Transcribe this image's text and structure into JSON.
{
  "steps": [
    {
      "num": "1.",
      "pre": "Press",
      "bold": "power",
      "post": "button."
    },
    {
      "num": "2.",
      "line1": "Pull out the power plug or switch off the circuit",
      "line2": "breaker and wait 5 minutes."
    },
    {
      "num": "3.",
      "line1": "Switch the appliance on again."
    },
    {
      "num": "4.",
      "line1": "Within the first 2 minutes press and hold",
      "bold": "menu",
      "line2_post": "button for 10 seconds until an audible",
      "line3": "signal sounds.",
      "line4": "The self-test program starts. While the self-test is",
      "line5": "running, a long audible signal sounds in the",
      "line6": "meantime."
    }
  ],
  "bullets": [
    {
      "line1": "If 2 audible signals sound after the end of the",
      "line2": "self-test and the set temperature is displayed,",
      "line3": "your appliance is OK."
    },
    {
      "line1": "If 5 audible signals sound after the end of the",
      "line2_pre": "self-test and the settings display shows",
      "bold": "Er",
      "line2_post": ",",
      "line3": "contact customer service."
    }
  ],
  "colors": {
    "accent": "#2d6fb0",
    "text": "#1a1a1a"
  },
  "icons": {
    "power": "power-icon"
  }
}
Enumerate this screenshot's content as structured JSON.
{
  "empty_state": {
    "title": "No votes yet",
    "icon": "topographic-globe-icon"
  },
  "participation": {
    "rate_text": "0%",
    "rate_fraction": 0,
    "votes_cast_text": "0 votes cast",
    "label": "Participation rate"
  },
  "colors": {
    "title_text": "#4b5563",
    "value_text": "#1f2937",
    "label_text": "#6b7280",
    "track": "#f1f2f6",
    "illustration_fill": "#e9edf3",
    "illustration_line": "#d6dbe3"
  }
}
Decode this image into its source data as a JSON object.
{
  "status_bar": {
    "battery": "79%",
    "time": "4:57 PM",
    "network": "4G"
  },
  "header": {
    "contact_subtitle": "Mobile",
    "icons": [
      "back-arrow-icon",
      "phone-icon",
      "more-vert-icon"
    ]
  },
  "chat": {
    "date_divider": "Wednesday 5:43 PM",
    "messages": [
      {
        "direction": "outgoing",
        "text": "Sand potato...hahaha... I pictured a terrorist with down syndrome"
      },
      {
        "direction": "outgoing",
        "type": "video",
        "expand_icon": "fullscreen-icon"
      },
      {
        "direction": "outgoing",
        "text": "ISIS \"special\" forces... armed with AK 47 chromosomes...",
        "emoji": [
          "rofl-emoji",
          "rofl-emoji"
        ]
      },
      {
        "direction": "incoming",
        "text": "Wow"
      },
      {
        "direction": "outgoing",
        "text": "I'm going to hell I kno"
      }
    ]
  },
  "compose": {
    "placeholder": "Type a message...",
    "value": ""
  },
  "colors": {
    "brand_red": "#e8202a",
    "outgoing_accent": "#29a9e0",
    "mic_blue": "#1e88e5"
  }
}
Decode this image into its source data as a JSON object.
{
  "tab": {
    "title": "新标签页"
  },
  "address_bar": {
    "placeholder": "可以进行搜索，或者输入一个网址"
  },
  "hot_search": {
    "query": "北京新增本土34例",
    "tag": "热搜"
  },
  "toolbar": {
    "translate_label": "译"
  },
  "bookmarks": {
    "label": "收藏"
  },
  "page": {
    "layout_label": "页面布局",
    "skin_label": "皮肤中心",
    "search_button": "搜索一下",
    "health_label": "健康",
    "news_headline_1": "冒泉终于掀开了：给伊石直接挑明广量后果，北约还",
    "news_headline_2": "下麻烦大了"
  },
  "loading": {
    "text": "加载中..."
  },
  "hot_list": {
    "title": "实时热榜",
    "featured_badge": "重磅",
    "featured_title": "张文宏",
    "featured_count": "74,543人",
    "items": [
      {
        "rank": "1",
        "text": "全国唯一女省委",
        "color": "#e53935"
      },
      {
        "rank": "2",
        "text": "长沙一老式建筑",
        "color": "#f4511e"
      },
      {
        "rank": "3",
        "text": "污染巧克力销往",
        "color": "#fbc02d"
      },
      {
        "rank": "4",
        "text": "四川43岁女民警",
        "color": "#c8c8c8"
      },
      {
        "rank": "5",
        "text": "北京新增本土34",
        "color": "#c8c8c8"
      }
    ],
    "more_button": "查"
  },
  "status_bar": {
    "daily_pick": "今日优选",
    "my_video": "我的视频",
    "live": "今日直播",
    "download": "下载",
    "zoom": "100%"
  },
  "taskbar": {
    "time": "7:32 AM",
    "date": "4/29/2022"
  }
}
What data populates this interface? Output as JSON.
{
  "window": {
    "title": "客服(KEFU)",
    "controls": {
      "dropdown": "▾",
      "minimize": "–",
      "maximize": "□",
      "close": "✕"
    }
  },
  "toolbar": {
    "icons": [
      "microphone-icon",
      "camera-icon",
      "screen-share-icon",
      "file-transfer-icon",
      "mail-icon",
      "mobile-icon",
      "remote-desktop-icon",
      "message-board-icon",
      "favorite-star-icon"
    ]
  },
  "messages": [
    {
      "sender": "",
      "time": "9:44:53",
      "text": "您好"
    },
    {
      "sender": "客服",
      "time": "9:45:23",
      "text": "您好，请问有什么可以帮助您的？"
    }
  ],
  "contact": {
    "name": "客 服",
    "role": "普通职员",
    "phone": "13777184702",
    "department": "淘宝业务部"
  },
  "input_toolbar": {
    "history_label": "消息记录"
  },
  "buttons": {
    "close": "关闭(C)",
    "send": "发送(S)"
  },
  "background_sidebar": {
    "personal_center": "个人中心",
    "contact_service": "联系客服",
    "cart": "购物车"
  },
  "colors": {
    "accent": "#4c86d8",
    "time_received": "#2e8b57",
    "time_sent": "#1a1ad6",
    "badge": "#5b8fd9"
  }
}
------------------------
(Work to be completed): Copy each line of the data above that holds "signals".

(Completed task):
      "line1": "If 2 audible signals sound after the end of the",
      "line1": "If 5 audible signals sound after the end of the",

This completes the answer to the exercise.